■ **SET PROBLEM**: Every record below should be transcribed exactly. Omit the images.

--- begin DATASET ENTRIES ---

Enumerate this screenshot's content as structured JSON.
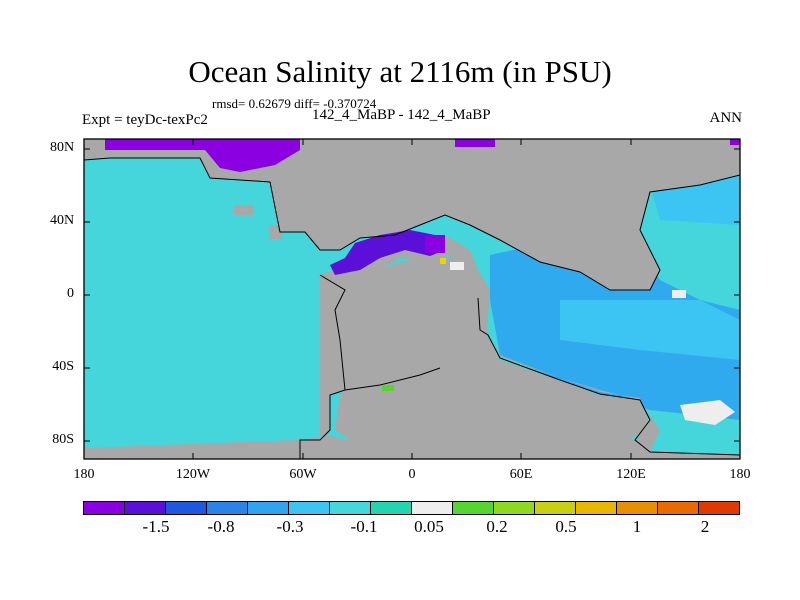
{
  "header": {
    "title": "Ocean Salinity at 2116m (in PSU)",
    "stats": "rmsd= 0.62679 diff= -0.370724",
    "expt": "Expt = teyDc-texPc2",
    "period": "142_4_MaBP - 142_4_MaBP",
    "season": "ANN"
  },
  "axes": {
    "y_ticks": [
      "80N",
      "40N",
      "0",
      "40S",
      "80S"
    ],
    "x_ticks": [
      "180",
      "120W",
      "60W",
      "0",
      "60E",
      "120E",
      "180"
    ]
  },
  "colorbar": {
    "colors": [
      "#8a00e0",
      "#5a10d8",
      "#1e58e0",
      "#2a84e6",
      "#30a4f0",
      "#3cc4f2",
      "#44d8dc",
      "#22d4b0",
      "#eeeeee",
      "#56d430",
      "#90d820",
      "#c8d010",
      "#e8b800",
      "#e89000",
      "#e86a00",
      "#e03a00"
    ],
    "labels": [
      "-1.5",
      "-0.8",
      "-0.3",
      "-0.1",
      "0.05",
      "0.2",
      "0.5",
      "1",
      "2"
    ]
  },
  "map_colors": {
    "land": "#a8a8a8",
    "ocean_pacific": "#44d6da",
    "ocean_tethys": "#30aaee",
    "ocean_band": "#3cc4f2",
    "strong_negative": "#8a00e0",
    "negative": "#5a10d8",
    "near_zero": "#eeeeee",
    "positive": "#56d430",
    "positive_yellow": "#e8d800"
  }
}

--- end DATASET ENTRIES ---

■ **SOLUTION TO THIS TASK**:
Enumerate this screenshot's content as structured JSON.
{
  "header": {
    "title": "Ocean Salinity at 2116m (in PSU)",
    "stats": "rmsd= 0.62679 diff= -0.370724",
    "expt": "Expt = teyDc-texPc2",
    "period": "142_4_MaBP - 142_4_MaBP",
    "season": "ANN"
  },
  "axes": {
    "y_ticks": [
      "80N",
      "40N",
      "0",
      "40S",
      "80S"
    ],
    "x_ticks": [
      "180",
      "120W",
      "60W",
      "0",
      "60E",
      "120E",
      "180"
    ]
  },
  "colorbar": {
    "colors": [
      "#8a00e0",
      "#5a10d8",
      "#1e58e0",
      "#2a84e6",
      "#30a4f0",
      "#3cc4f2",
      "#44d8dc",
      "#22d4b0",
      "#eeeeee",
      "#56d430",
      "#90d820",
      "#c8d010",
      "#e8b800",
      "#e89000",
      "#e86a00",
      "#e03a00"
    ],
    "labels": [
      "-1.5",
      "-0.8",
      "-0.3",
      "-0.1",
      "0.05",
      "0.2",
      "0.5",
      "1",
      "2"
    ]
  },
  "map_colors": {
    "land": "#a8a8a8",
    "ocean_pacific": "#44d6da",
    "ocean_tethys": "#30aaee",
    "ocean_band": "#3cc4f2",
    "strong_negative": "#8a00e0",
    "negative": "#5a10d8",
    "near_zero": "#eeeeee",
    "positive": "#56d430",
    "positive_yellow": "#e8d800"
  }
}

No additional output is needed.